Supplied data>
[BEGIN]

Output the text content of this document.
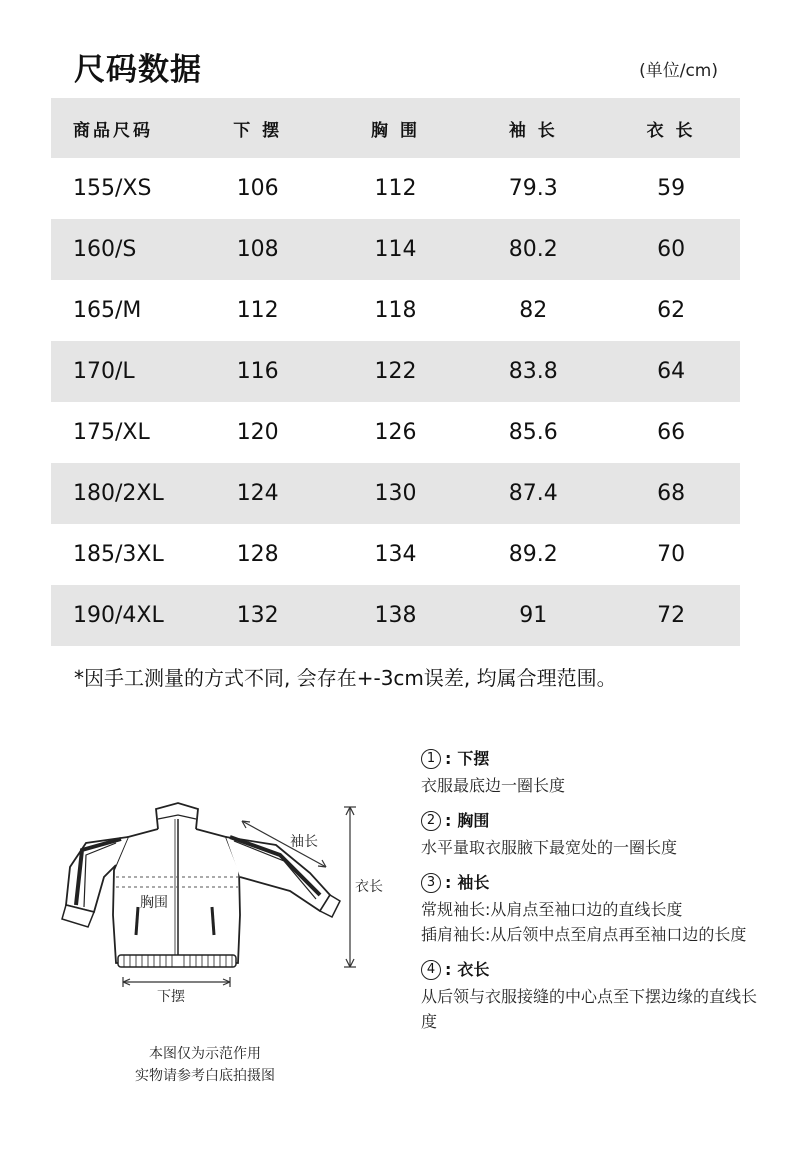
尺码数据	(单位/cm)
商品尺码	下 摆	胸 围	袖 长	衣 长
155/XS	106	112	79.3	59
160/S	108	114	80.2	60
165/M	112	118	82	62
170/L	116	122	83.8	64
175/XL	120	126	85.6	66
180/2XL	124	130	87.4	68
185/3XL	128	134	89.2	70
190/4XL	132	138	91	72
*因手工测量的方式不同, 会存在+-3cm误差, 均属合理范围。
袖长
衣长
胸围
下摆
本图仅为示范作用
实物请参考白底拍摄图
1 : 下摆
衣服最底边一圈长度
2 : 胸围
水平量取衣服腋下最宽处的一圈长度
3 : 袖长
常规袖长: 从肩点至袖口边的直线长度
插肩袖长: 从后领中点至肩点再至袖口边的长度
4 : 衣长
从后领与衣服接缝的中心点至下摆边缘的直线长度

[END]
[BEGIN]

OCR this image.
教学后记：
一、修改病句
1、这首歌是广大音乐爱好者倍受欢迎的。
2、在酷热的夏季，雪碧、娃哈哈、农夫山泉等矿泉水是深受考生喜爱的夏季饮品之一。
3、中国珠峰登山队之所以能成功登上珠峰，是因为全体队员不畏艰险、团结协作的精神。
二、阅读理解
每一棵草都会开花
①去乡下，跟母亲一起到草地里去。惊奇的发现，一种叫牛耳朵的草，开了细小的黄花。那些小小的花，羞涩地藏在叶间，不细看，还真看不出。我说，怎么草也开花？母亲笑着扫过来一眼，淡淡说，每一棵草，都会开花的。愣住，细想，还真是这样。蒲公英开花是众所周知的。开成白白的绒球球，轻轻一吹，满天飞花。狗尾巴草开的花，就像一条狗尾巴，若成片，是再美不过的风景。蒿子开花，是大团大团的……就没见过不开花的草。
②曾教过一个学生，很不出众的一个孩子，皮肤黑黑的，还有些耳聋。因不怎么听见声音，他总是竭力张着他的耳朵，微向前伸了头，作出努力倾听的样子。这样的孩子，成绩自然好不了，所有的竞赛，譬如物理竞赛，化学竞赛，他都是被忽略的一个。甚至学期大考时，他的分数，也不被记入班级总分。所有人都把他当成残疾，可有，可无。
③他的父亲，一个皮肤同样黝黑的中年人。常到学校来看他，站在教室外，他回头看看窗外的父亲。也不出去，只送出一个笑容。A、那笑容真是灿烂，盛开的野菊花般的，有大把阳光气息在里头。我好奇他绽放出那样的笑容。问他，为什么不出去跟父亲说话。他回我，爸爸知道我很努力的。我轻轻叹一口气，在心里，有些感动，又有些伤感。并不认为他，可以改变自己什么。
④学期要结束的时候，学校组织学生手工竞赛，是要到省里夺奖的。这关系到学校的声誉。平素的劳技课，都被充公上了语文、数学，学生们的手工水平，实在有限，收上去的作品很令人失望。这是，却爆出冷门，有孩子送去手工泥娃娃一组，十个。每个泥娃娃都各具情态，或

[END]

What you have to do>
Copy each line that contains the word "this".

Response to the task>
Output the text content of this document.
OCR this image.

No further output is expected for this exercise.